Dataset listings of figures
+++++

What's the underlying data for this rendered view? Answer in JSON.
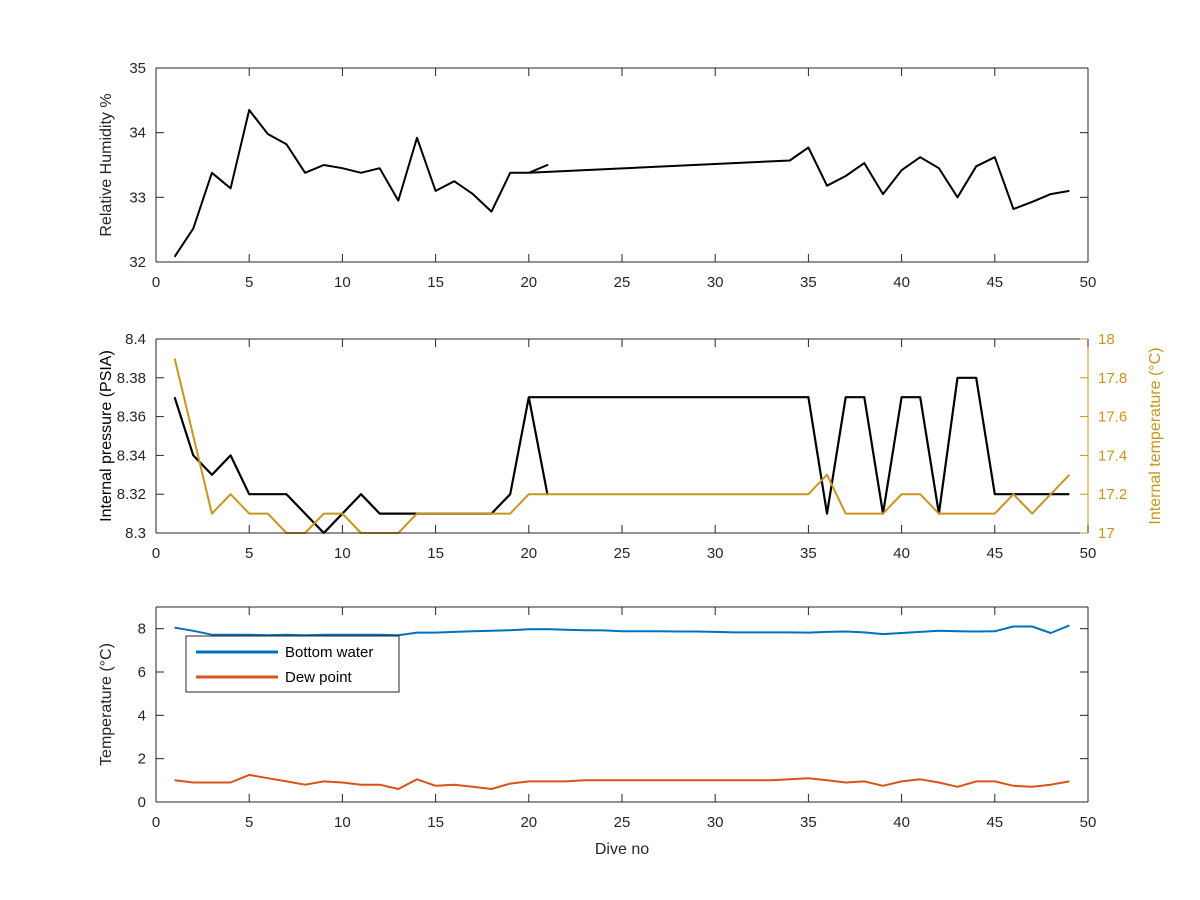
{
  "colors": {
    "black": "#000000",
    "axis": "#262626",
    "temperature_right": "#c8961e",
    "bottom_water": "#0072bd",
    "dew_point": "#d95319"
  },
  "chart_data": [
    {
      "type": "line",
      "ylabel": "Relative Humidity %",
      "xlim": [
        0,
        50
      ],
      "ylim": [
        32,
        35
      ],
      "x_ticks": [
        "0",
        "5",
        "10",
        "15",
        "20",
        "25",
        "30",
        "35",
        "40",
        "45",
        "50"
      ],
      "y_ticks": [
        "32",
        "33",
        "34",
        "35"
      ],
      "series": [
        {
          "color": "#000000",
          "x": [
            1,
            2,
            3,
            4,
            5,
            6,
            7,
            8,
            9,
            10,
            11,
            12,
            13,
            14,
            15,
            16,
            17,
            18,
            19,
            20,
            21,
            20,
            34,
            35,
            36,
            37,
            38,
            39,
            40,
            41,
            42,
            43,
            44,
            45,
            46,
            47,
            48,
            49
          ],
          "y": [
            32.08,
            32.52,
            33.38,
            33.14,
            34.35,
            33.98,
            33.82,
            33.38,
            33.5,
            33.45,
            33.38,
            33.45,
            32.95,
            33.92,
            33.1,
            33.25,
            33.05,
            32.78,
            33.38,
            33.38,
            33.5,
            33.38,
            33.57,
            33.77,
            33.18,
            33.33,
            33.53,
            33.05,
            33.42,
            33.62,
            33.45,
            33.0,
            33.48,
            33.62,
            32.82,
            32.93,
            33.05,
            33.1
          ]
        }
      ]
    },
    {
      "type": "line",
      "ylabel": "Internal pressure (PSIA)",
      "ylabel_right": "Internal temperature (°C)",
      "xlim": [
        0,
        50
      ],
      "ylim": [
        8.3,
        8.4
      ],
      "ylim_right": [
        17,
        18
      ],
      "x_ticks": [
        "0",
        "5",
        "10",
        "15",
        "20",
        "25",
        "30",
        "35",
        "40",
        "45",
        "50"
      ],
      "y_ticks": [
        "8.3",
        "8.32",
        "8.34",
        "8.36",
        "8.38",
        "8.4"
      ],
      "y_ticks_right": [
        "17",
        "17.2",
        "17.4",
        "17.6",
        "17.8",
        "18"
      ],
      "series": [
        {
          "axis": "left",
          "color": "#000000",
          "x": [
            1,
            2,
            3,
            4,
            5,
            6,
            7,
            8,
            9,
            10,
            11,
            12,
            13,
            14,
            15,
            16,
            17,
            18,
            19,
            20,
            21,
            20,
            35,
            36,
            37,
            38,
            39,
            40,
            41,
            42,
            43,
            44,
            45,
            46,
            47,
            48,
            49
          ],
          "y": [
            8.37,
            8.34,
            8.33,
            8.34,
            8.32,
            8.32,
            8.32,
            8.31,
            8.3,
            8.31,
            8.32,
            8.31,
            8.31,
            8.31,
            8.31,
            8.31,
            8.31,
            8.31,
            8.32,
            8.37,
            8.32,
            8.37,
            8.37,
            8.31,
            8.37,
            8.37,
            8.31,
            8.37,
            8.37,
            8.31,
            8.38,
            8.38,
            8.32,
            8.32,
            8.32,
            8.32,
            8.32
          ]
        },
        {
          "axis": "right",
          "color": "#c8961e",
          "x": [
            1,
            2,
            3,
            4,
            5,
            6,
            7,
            8,
            9,
            10,
            11,
            12,
            13,
            14,
            15,
            16,
            17,
            18,
            19,
            20,
            21,
            22,
            23,
            24,
            25,
            26,
            27,
            28,
            29,
            30,
            31,
            32,
            33,
            34,
            35,
            36,
            37,
            38,
            39,
            40,
            41,
            42,
            43,
            44,
            45,
            46,
            47,
            48,
            49
          ],
          "y": [
            17.9,
            17.5,
            17.1,
            17.2,
            17.1,
            17.1,
            17.0,
            17.0,
            17.1,
            17.1,
            17.0,
            17.0,
            17.0,
            17.1,
            17.1,
            17.1,
            17.1,
            17.1,
            17.1,
            17.2,
            17.2,
            17.2,
            17.2,
            17.2,
            17.2,
            17.2,
            17.2,
            17.2,
            17.2,
            17.2,
            17.2,
            17.2,
            17.2,
            17.2,
            17.2,
            17.3,
            17.1,
            17.1,
            17.1,
            17.2,
            17.2,
            17.1,
            17.1,
            17.1,
            17.1,
            17.2,
            17.1,
            17.2,
            17.3
          ]
        }
      ]
    },
    {
      "type": "line",
      "xlabel": "Dive no",
      "ylabel": "Temperature (°C)",
      "xlim": [
        0,
        50
      ],
      "ylim": [
        0,
        9
      ],
      "x_ticks": [
        "0",
        "5",
        "10",
        "15",
        "20",
        "25",
        "30",
        "35",
        "40",
        "45",
        "50"
      ],
      "y_ticks": [
        "0",
        "2",
        "4",
        "6",
        "8"
      ],
      "legend_position": "top-left",
      "series": [
        {
          "name": "Bottom water",
          "color": "#0072bd",
          "x": [
            1,
            2,
            3,
            4,
            5,
            6,
            7,
            8,
            9,
            10,
            11,
            12,
            13,
            14,
            15,
            16,
            17,
            18,
            19,
            20,
            21,
            22,
            23,
            24,
            25,
            26,
            27,
            28,
            29,
            30,
            31,
            32,
            33,
            34,
            35,
            36,
            37,
            38,
            39,
            40,
            41,
            42,
            43,
            44,
            45,
            46,
            47,
            48,
            49
          ],
          "y": [
            8.05,
            7.9,
            7.72,
            7.72,
            7.72,
            7.7,
            7.72,
            7.7,
            7.72,
            7.72,
            7.72,
            7.72,
            7.7,
            7.82,
            7.82,
            7.85,
            7.88,
            7.9,
            7.93,
            7.97,
            7.98,
            7.95,
            7.93,
            7.92,
            7.88,
            7.88,
            7.88,
            7.87,
            7.87,
            7.85,
            7.83,
            7.83,
            7.83,
            7.83,
            7.82,
            7.85,
            7.87,
            7.83,
            7.75,
            7.8,
            7.85,
            7.9,
            7.88,
            7.87,
            7.88,
            8.1,
            8.1,
            7.8,
            8.15
          ]
        },
        {
          "name": "Dew point",
          "color": "#d95319",
          "x": [
            1,
            2,
            3,
            4,
            5,
            6,
            7,
            8,
            9,
            10,
            11,
            12,
            13,
            14,
            15,
            16,
            17,
            18,
            19,
            20,
            21,
            22,
            23,
            24,
            25,
            26,
            27,
            28,
            29,
            30,
            31,
            32,
            33,
            34,
            35,
            36,
            37,
            38,
            39,
            40,
            41,
            42,
            43,
            44,
            45,
            46,
            47,
            48,
            49
          ],
          "y": [
            1.0,
            0.9,
            0.9,
            0.9,
            1.25,
            1.1,
            0.95,
            0.8,
            0.95,
            0.9,
            0.8,
            0.8,
            0.6,
            1.05,
            0.75,
            0.8,
            0.7,
            0.6,
            0.85,
            0.95,
            0.95,
            0.95,
            1.0,
            1.0,
            1.0,
            1.0,
            1.0,
            1.0,
            1.0,
            1.0,
            1.0,
            1.0,
            1.0,
            1.05,
            1.1,
            1.0,
            0.9,
            0.95,
            0.75,
            0.95,
            1.05,
            0.9,
            0.7,
            0.95,
            0.95,
            0.75,
            0.7,
            0.8,
            0.95
          ]
        }
      ]
    }
  ]
}
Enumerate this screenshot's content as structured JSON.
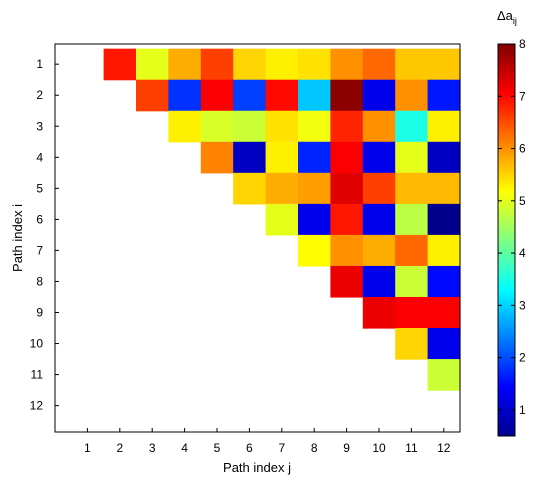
{
  "chart_data": {
    "type": "heatmap",
    "xlabel": "Path index j",
    "ylabel": "Path index i",
    "x_ticks": [
      "1",
      "2",
      "3",
      "4",
      "5",
      "6",
      "7",
      "8",
      "9",
      "10",
      "11",
      "12"
    ],
    "y_ticks": [
      "1",
      "2",
      "3",
      "4",
      "5",
      "6",
      "7",
      "8",
      "9",
      "10",
      "11",
      "12"
    ],
    "colorbar": {
      "label_main": "Δa",
      "label_sub": "ij",
      "colormap": "jet",
      "min": 0.5,
      "max": 8,
      "ticks": [
        "1",
        "2",
        "3",
        "4",
        "5",
        "6",
        "7",
        "8"
      ]
    },
    "matrix": [
      [
        null,
        6.9,
        5.0,
        5.8,
        6.6,
        5.5,
        5.3,
        5.4,
        6.0,
        6.3,
        5.6,
        5.6
      ],
      [
        null,
        null,
        6.6,
        1.8,
        7.1,
        1.9,
        7.0,
        2.9,
        7.9,
        1.3,
        6.0,
        1.6
      ],
      [
        null,
        null,
        null,
        5.3,
        4.9,
        4.8,
        5.4,
        5.1,
        6.8,
        6.0,
        3.5,
        5.3
      ],
      [
        null,
        null,
        null,
        null,
        6.1,
        1.0,
        5.3,
        1.7,
        7.1,
        1.3,
        5.0,
        1.0
      ],
      [
        null,
        null,
        null,
        null,
        null,
        5.5,
        5.8,
        5.9,
        7.3,
        6.6,
        5.7,
        5.7
      ],
      [
        null,
        null,
        null,
        null,
        null,
        null,
        5.0,
        1.3,
        6.9,
        1.3,
        4.7,
        0.6
      ],
      [
        null,
        null,
        null,
        null,
        null,
        null,
        null,
        5.2,
        6.0,
        5.8,
        6.3,
        5.3
      ],
      [
        null,
        null,
        null,
        null,
        null,
        null,
        null,
        null,
        7.2,
        1.3,
        4.8,
        1.5
      ],
      [
        null,
        null,
        null,
        null,
        null,
        null,
        null,
        null,
        null,
        7.2,
        7.1,
        7.1
      ],
      [
        null,
        null,
        null,
        null,
        null,
        null,
        null,
        null,
        null,
        null,
        5.5,
        1.3
      ],
      [
        null,
        null,
        null,
        null,
        null,
        null,
        null,
        null,
        null,
        null,
        null,
        4.8
      ],
      [
        null,
        null,
        null,
        null,
        null,
        null,
        null,
        null,
        null,
        null,
        null,
        null
      ]
    ]
  }
}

+++++

- Task details
From the listing, copy each line containing the word "Internal".

- Written response
      "ylabel": "Internal pressure (PSIA)",
      "ylabel_right": "Internal temperature (°C)",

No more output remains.